Trascrivi tutte le righe che seguono, senza cambiare nulla.

▬▬▬

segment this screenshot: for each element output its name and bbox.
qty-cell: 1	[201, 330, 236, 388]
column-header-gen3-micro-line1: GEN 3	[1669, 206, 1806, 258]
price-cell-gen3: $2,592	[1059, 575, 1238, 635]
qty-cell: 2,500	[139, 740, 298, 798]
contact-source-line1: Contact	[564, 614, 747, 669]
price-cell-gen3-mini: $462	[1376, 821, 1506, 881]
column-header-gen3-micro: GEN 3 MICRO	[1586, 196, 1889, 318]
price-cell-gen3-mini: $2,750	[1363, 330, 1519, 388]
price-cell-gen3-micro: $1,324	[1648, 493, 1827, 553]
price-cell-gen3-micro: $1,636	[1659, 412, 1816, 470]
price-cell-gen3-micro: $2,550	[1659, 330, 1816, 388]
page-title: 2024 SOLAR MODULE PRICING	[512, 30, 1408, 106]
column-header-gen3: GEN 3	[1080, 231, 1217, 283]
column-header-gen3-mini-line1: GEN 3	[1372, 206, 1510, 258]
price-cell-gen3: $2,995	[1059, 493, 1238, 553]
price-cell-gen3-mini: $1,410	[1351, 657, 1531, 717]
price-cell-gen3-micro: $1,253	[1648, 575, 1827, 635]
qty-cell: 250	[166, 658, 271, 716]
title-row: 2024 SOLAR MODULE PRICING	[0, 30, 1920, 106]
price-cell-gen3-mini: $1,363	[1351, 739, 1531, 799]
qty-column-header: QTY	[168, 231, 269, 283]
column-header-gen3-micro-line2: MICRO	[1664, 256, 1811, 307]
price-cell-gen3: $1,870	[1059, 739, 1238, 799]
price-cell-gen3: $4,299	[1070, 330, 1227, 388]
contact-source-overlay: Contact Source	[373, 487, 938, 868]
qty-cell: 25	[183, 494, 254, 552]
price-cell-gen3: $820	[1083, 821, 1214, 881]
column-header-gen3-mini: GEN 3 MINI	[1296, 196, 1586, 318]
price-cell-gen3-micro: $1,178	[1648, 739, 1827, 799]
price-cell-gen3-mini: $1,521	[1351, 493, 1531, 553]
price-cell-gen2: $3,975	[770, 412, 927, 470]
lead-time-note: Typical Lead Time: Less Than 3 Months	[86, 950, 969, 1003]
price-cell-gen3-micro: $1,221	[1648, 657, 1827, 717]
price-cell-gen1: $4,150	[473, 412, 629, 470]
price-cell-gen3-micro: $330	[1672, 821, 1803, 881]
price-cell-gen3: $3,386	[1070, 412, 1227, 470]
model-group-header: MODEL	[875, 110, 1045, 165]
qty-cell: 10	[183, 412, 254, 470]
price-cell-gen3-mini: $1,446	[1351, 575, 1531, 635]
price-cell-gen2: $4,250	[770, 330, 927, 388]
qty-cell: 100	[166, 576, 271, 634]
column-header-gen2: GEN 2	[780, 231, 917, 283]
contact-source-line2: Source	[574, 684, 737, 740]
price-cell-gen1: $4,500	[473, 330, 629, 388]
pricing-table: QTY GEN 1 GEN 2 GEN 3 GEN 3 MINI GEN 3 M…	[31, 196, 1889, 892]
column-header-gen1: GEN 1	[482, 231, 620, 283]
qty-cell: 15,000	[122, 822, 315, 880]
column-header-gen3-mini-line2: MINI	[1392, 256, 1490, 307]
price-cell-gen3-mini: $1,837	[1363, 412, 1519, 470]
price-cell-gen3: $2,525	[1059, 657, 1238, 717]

▬▬▬

§ **Risposta al compito**:
segment this screenshot: for each element output its name and bbox.
qty-cell: 1	[201, 330, 236, 388]
column-header-gen3-micro-line1: GEN 3	[1669, 206, 1806, 258]
price-cell-gen3: $2,592	[1059, 575, 1238, 635]
qty-cell: 2,500	[139, 740, 298, 798]
contact-source-line1: Contact	[564, 614, 747, 669]
price-cell-gen3-mini: $462	[1376, 821, 1506, 881]
column-header-gen3-micro: GEN 3 MICRO	[1586, 196, 1889, 318]
price-cell-gen3-mini: $2,750	[1363, 330, 1519, 388]
price-cell-gen3-micro: $1,324	[1648, 493, 1827, 553]
price-cell-gen3-micro: $1,636	[1659, 412, 1816, 470]
price-cell-gen3-micro: $2,550	[1659, 330, 1816, 388]
page-title: 2024 SOLAR MODULE PRICING	[512, 30, 1408, 106]
column-header-gen3: GEN 3	[1080, 231, 1217, 283]
column-header-gen3-mini-line1: GEN 3	[1372, 206, 1510, 258]
price-cell-gen3: $2,995	[1059, 493, 1238, 553]
price-cell-gen3-mini: $1,410	[1351, 657, 1531, 717]
price-cell-gen3-micro: $1,253	[1648, 575, 1827, 635]
qty-cell: 250	[166, 658, 271, 716]
title-row: 2024 SOLAR MODULE PRICING	[0, 30, 1920, 106]
price-cell-gen3-mini: $1,363	[1351, 739, 1531, 799]
qty-column-header: QTY	[168, 231, 269, 283]
column-header-gen3-micro-line2: MICRO	[1664, 256, 1811, 307]
price-cell-gen3: $1,870	[1059, 739, 1238, 799]
price-cell-gen3: $4,299	[1070, 330, 1227, 388]
contact-source-overlay: Contact Source	[373, 487, 938, 868]
qty-cell: 25	[183, 494, 254, 552]
price-cell-gen3: $820	[1083, 821, 1214, 881]
column-header-gen3-mini: GEN 3 MINI	[1296, 196, 1586, 318]
price-cell-gen3-micro: $1,178	[1648, 739, 1827, 799]
price-cell-gen3-mini: $1,521	[1351, 493, 1531, 553]
price-cell-gen2: $3,975	[770, 412, 927, 470]
lead-time-note: Typical Lead Time: Less Than 3 Months	[86, 950, 969, 1003]
price-cell-gen3-micro: $1,221	[1648, 657, 1827, 717]
price-cell-gen1: $4,150	[473, 412, 629, 470]
price-cell-gen3-micro: $330	[1672, 821, 1803, 881]
price-cell-gen3: $3,386	[1070, 412, 1227, 470]
model-group-header: MODEL	[875, 110, 1045, 165]
qty-cell: 10	[183, 412, 254, 470]
price-cell-gen3-mini: $1,446	[1351, 575, 1531, 635]
price-cell-gen2: $4,250	[770, 330, 927, 388]
qty-cell: 100	[166, 576, 271, 634]
column-header-gen2: GEN 2	[780, 231, 917, 283]
contact-source-line2: Source	[574, 684, 737, 740]
price-cell-gen1: $4,500	[473, 330, 629, 388]
pricing-table: QTY GEN 1 GEN 2 GEN 3 GEN 3 MINI GEN 3 M…	[31, 196, 1889, 892]
column-header-gen1: GEN 1	[482, 231, 620, 283]
qty-cell: 15,000	[122, 822, 315, 880]
column-header-gen3-mini-line2: MINI	[1392, 256, 1490, 307]
price-cell-gen3-mini: $1,837	[1363, 412, 1519, 470]
price-cell-gen3: $2,525	[1059, 657, 1238, 717]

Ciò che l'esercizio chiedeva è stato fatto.